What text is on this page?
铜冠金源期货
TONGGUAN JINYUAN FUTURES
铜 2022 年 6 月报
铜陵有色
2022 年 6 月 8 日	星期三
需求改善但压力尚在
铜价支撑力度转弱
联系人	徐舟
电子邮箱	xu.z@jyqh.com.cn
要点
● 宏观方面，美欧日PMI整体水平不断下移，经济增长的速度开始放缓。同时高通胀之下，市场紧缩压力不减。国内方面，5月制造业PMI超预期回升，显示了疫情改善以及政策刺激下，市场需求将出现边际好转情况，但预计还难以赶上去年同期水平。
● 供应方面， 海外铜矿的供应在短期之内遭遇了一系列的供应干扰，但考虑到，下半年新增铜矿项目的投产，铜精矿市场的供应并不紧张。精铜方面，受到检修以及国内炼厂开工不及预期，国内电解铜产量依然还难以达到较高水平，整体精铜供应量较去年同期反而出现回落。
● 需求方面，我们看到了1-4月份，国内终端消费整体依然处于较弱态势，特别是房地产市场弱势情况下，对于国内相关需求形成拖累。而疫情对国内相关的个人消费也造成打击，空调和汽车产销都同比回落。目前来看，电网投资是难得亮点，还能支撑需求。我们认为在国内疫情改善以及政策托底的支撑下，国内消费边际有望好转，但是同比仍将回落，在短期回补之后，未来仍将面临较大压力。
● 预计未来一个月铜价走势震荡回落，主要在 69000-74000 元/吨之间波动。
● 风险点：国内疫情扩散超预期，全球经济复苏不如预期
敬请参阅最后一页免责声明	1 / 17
==
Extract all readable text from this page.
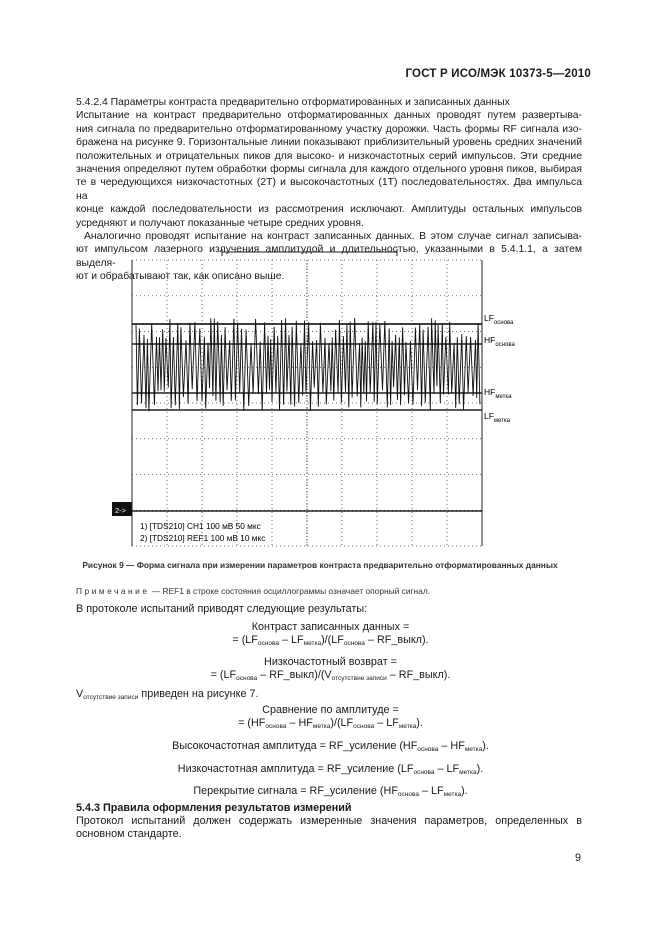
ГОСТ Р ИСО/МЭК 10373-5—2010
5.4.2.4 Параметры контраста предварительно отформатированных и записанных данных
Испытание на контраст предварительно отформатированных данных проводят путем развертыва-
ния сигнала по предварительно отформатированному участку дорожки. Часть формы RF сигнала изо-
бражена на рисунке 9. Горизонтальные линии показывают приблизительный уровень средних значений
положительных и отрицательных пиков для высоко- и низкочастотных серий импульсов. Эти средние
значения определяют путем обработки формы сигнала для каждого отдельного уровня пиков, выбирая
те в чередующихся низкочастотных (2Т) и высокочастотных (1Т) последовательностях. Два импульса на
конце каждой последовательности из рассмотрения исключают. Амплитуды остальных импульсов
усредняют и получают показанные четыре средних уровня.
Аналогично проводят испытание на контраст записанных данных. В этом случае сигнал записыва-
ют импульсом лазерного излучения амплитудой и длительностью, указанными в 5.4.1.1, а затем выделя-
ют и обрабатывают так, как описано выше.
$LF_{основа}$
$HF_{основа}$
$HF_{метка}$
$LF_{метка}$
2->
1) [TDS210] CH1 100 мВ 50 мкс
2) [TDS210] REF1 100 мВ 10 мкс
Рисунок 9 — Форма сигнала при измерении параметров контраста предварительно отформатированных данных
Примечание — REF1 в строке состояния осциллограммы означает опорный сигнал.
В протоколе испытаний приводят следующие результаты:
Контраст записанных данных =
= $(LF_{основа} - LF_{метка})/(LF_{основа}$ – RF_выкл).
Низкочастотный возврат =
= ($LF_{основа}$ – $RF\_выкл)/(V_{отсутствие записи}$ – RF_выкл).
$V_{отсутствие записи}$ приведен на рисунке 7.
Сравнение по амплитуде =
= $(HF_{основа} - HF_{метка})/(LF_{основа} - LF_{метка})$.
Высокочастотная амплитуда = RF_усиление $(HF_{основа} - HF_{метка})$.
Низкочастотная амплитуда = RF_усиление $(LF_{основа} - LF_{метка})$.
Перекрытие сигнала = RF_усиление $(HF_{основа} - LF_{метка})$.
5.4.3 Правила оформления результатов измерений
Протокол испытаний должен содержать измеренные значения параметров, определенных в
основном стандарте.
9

__Given request__:
Identify each line in the records above that contains the word "проводят", and copy it out in full.

__Expected output__:
Испытание на контраст предварительно отформатированных данных проводят путем развертыва-
Аналогично проводят испытание на контраст записанных данных. В этом случае сигнал записыва-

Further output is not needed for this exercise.